_EXERCISE TASK_: Here are some records; copy every line that holds the word "jeges".

_EXERCISE MATERIAL_:
--------------------------------
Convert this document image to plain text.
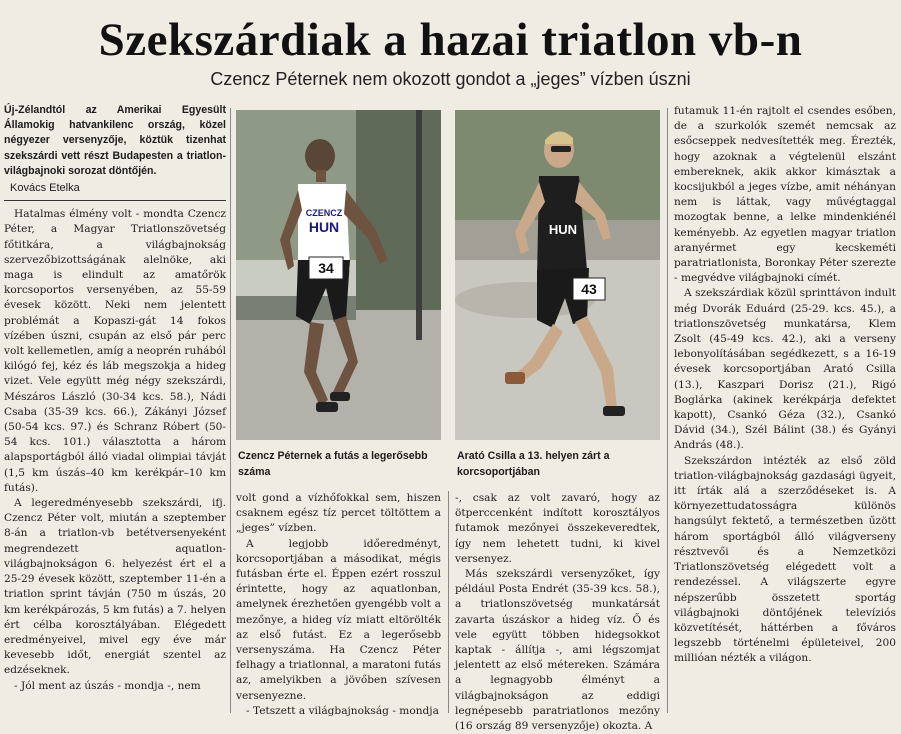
Szekszárdiak a hazai triatlon vb-n
Czencz Péternek nem okozott gondot a „jeges” vízben úszni
Új-Zélandtól az Amerikai Egyesült Államokig hatvankilenc ország, közel négyezer versenyzője, köztük tizenhat szekszárdi vett részt Budapesten a triatlon-világbajnoki sorozat döntőjén.
Kovács Etelka

Hatalmas élmény volt - mondta Czencz Péter, a Magyar Triatlonszövetség főtitkára, a világbajnokság szervezőbizottságának alelnöke, aki maga is elindult az amatőrök korcsoportos versenyében, az 55-59 évesek között. Neki nem jelentett problémát a Kopaszi-gát 14 fokos vízében úszni, csupán az első pár perc volt kellemetlen, amíg a neoprén ruhából kilógó fej, kéz és láb megszokja a hideg vizet. Vele együtt még négy szekszárdi, Mészáros László (30-34 kcs. 58.), Nádi Csaba (35-39 kcs. 66.), Zákányi József (50-54 kcs. 97.) és Schranz Róbert (50-54 kcs. 101.) választotta a három alapsportágból álló viadal olimpiai távját (1,5 km úszás–40 km kerékpár–10 km futás).

A legeredményesebb szekszárdi, ifj. Czencz Péter volt, miután a szeptember 8-án a triatlon-vb betétversenyeként megrendezett aquatlon-világbajnokságon 6. helyezést ért el a 25-29 évesek között, szeptember 11-én a triatlon sprint távján (750 m úszás, 20 km kerékpározás, 5 km futás) a 7. helyen ért célba korosztályában. Elégedett eredményeivel, mivel egy éve már kevesebb időt, energiát szentel az edzéseknek.

- Jól ment az úszás - mondja -, nem

34
CZENCZ
HUN
Czencz Péternek a futás a legerősebb száma
43
HUN
Arató Csilla a 13. helyen zárt a korcsoportjában

volt gond a vízhőfokkal sem, hiszen csaknem egész tíz percet töltöttem a „jeges” vízben.

A legjobb időeredményt, korcsoportjában a másodikat, mégis futásban érte el. Éppen ezért rosszul érintette, hogy az aquatlonban, amelynek érezhetően gyengébb volt a mezőnye, a hideg víz miatt eltörölték az első futást. Ez a legerősebb versenyszáma. Ha Czencz Péter felhagy a triatlonnal, a maratoni futás az, amelyikben a jövőben szívesen versenyezne.

- Tetszett a világbajnokság - mondja

-, csak az volt zavaró, hogy az ötperccenként indított korosztályos futamok mezőnyei összekeveredtek, így nem lehetett tudni, ki kivel versenyez.

Más szekszárdi versenyzőket, így például Posta Endrét (35-39 kcs. 58.), a triatlonszövetség munkatársát zavarta úszáskor a hideg víz. Ő és vele együtt többen hidegsokkot kaptak - állítja -, ami légszomjat jelentett az első métereken. Számára a legnagyobb élményt a világbajnokságon az eddigi legnépesebb paratriatlonos mezőny (16 ország 89 versenyzője) okozta. A

futamuk 11-én rajtolt el csendes esőben, de a szurkolók szemét nemcsak az esőcseppek nedvesítették meg. Érezték, hogy azoknak a végtelenül elszánt embereknek, akik akkor kimásztak a kocsijukból a jeges vízbe, amit néhányan nem is láttak, vagy művégtaggal mozogtak benne, a lelke mindenkiénél keményebb. Az egyetlen magyar triatlon aranyérmet egy kecskeméti paratriatlonista, Boronkay Péter szerezte - megvédve világbajnoki címét.

A szekszárdiak közül sprinttávon indult még Dvorák Eduárd (25-29. kcs. 45.), a triatlonszövetség munkatársa, Klem Zsolt (45-49 kcs. 42.), aki a verseny lebonyolításában segédkezett, s a 16-19 évesek korcsoportjában Arató Csilla (13.), Kaszpari Dorisz (21.), Rigó Boglárka (akinek kerékpárja defektet kapott), Csankó Géza (32.), Csankó Dávid (34.), Szél Bálint (38.) és Gyányi András (48.).

Szekszárdon intézték az első zöld triatlon-világbajnokság gazdasági ügyeit, itt írták alá a szerződéseket is. A környezettudatosságra különös hangsúlyt fektető, a természetben űzött három sportágból álló világverseny résztvevői és a Nemzetközi Triatlonszövetség elégedett volt a rendezéssel. A világszerte egyre népszerűbb összetett sportág világbajnoki döntőjének televíziós közvetítését, háttérben a főváros legszebb történelmi épületeivel, 200 millióan nézték a világon.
--------------------------------
_CORRECT ANSWER_:
Czencz Péternek nem okozott gondot a „jeges” vízben úszni
volt gond a vízhőfokkal sem, hiszen csaknem egész tíz percet töltöttem a „jeges” vízben.
futamuk 11-én rajtolt el csendes esőben, de a szurkolók szemét nemcsak az esőcseppek nedvesítették meg. Érezték, hogy azoknak a végtelenül elszánt embereknek, akik akkor kimásztak a kocsijukból a jeges vízbe, amit néhányan nem is láttak, vagy művégtaggal mozogtak benne, a lelke mindenkiénél keményebb. Az egyetlen magyar triatlon aranyérmet egy kecskeméti paratriatlonista, Boronkay Péter szerezte - megvédve világbajnoki címét.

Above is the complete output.